-- Begin STORED RECORDS --

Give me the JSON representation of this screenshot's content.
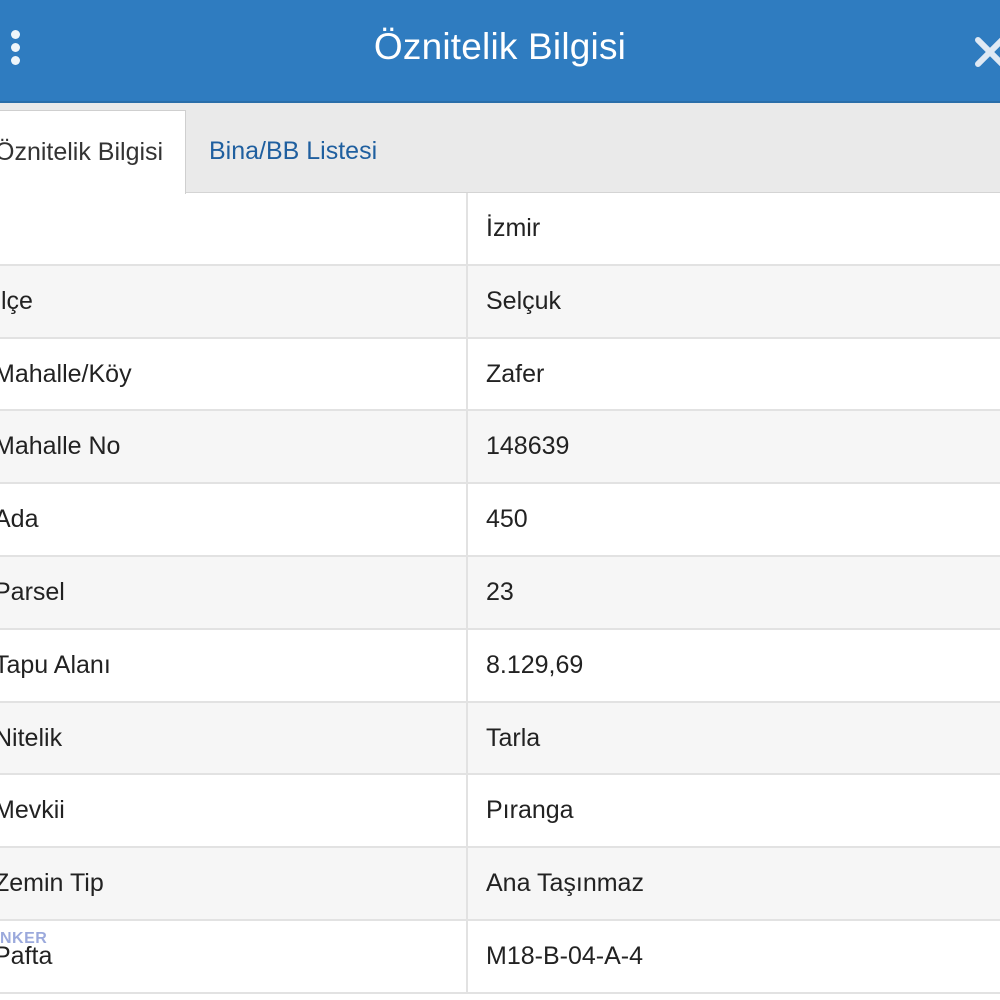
{
  "window": {
    "title": "Öznitelik Bilgisi"
  },
  "tabs": [
    {
      "label": "Öznitelik Bilgisi",
      "active": true
    },
    {
      "label": "Bina/BB Listesi",
      "active": false
    }
  ],
  "rows": [
    {
      "label": "",
      "value": "İzmir"
    },
    {
      "label": "İlçe",
      "value": "Selçuk"
    },
    {
      "label": "Mahalle/Köy",
      "value": "Zafer"
    },
    {
      "label": "Mahalle No",
      "value": "148639"
    },
    {
      "label": "Ada",
      "value": "450"
    },
    {
      "label": "Parsel",
      "value": "23"
    },
    {
      "label": "Tapu Alanı",
      "value": "8.129,69"
    },
    {
      "label": "Nitelik",
      "value": "Tarla"
    },
    {
      "label": "Mevkii",
      "value": "Pıranga"
    },
    {
      "label": "Zemin Tip",
      "value": "Ana Taşınmaz"
    },
    {
      "label": "Pafta",
      "value": "M18-B-04-A-4"
    }
  ],
  "watermark": "NKER",
  "icons": {
    "menu": "more-vertical-icon",
    "close": "close-icon"
  },
  "colors": {
    "header": "#2f7cc0",
    "tab_active_text": "#333333",
    "tab_inactive_text": "#1f5f9f"
  }
}
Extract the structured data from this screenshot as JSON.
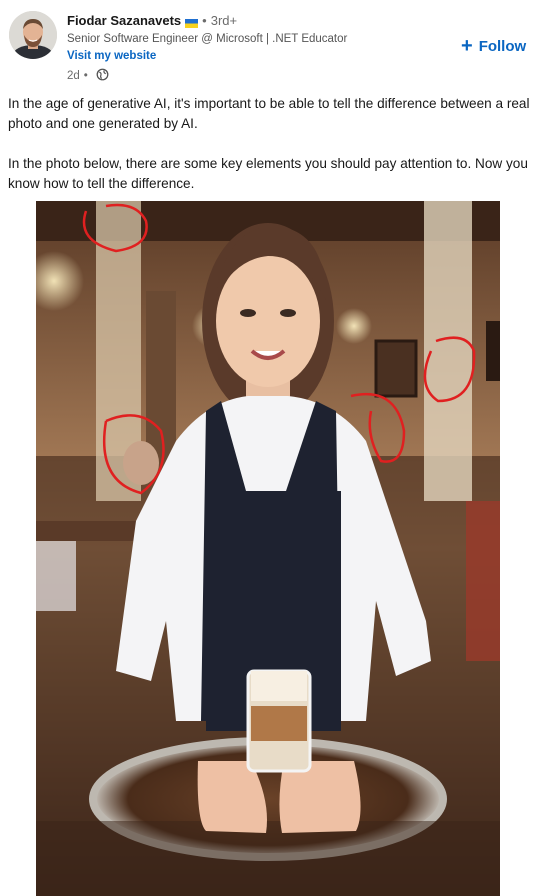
{
  "author": {
    "name": "Fiodar Sazanavets",
    "flag": "ukraine-flag",
    "degree": "3rd+",
    "headline": "Senior Software Engineer @ Microsoft | .NET Educator",
    "website_label": "Visit my website",
    "time": "2d",
    "visibility_icon": "globe-icon"
  },
  "follow": {
    "plus": "+",
    "label": "Follow"
  },
  "post": {
    "paragraphs": [
      "In the age of generative AI, it's important to be able to tell the difference between a real photo and one generated by AI.",
      "In the photo below, there are some key elements you should pay attention to. Now you know how to tell the difference."
    ]
  },
  "image": {
    "subject": "ai-generated-waitress-photo",
    "annotation_color": "#e02020",
    "annotations": [
      "ceiling-circle",
      "left-background-person-circle",
      "shoulder-circle",
      "wall-switch-circle"
    ]
  }
}
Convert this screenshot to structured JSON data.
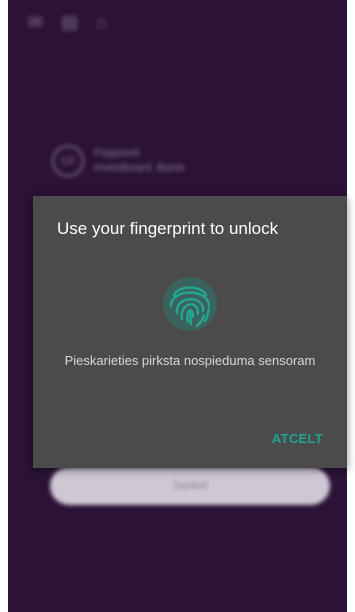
{
  "background": {
    "status_icons": [
      "mail-icon",
      "sim-icon",
      "lock-icon"
    ],
    "account": {
      "initials": "LV",
      "line1": "Paypocel",
      "line2": "Investboant: Banis"
    },
    "button_label": "Sanket"
  },
  "dialog": {
    "title": "Use your fingerprint to unlock",
    "message": "Pieskarieties pirksta nospieduma sensoram",
    "action_label": "ATCELT",
    "accent_color": "#20a591",
    "icon": "fingerprint-icon"
  }
}
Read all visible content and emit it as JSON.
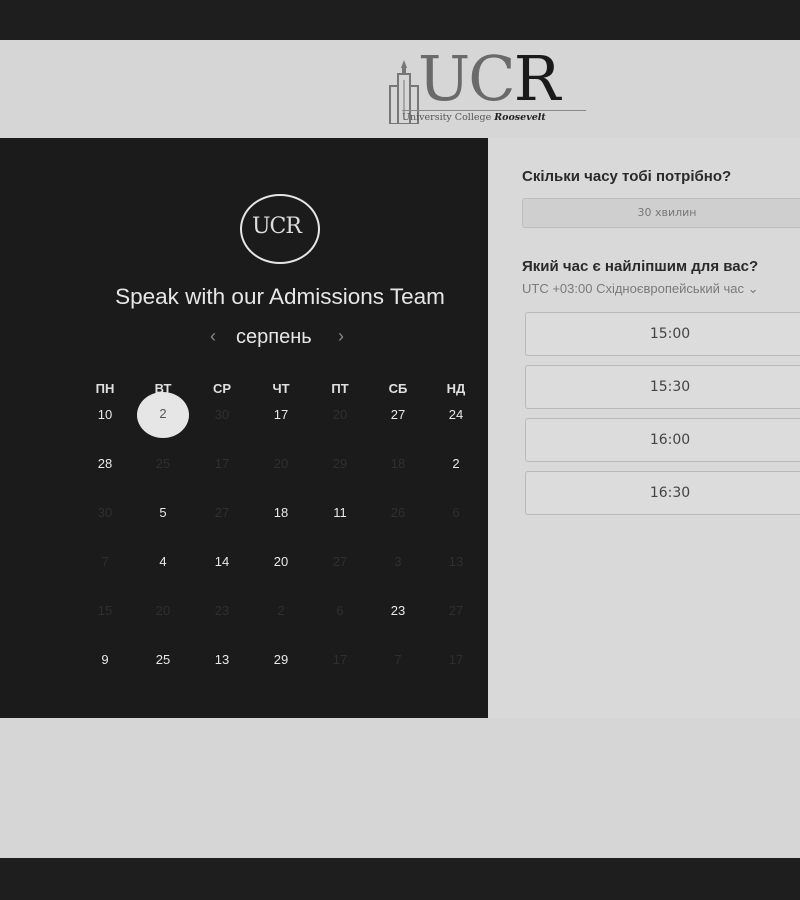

-- End STORED RECORDS --

Report the number of lines that include the string "tell"; return nothing but the count.

*EXERCISE SOLUTION*.
2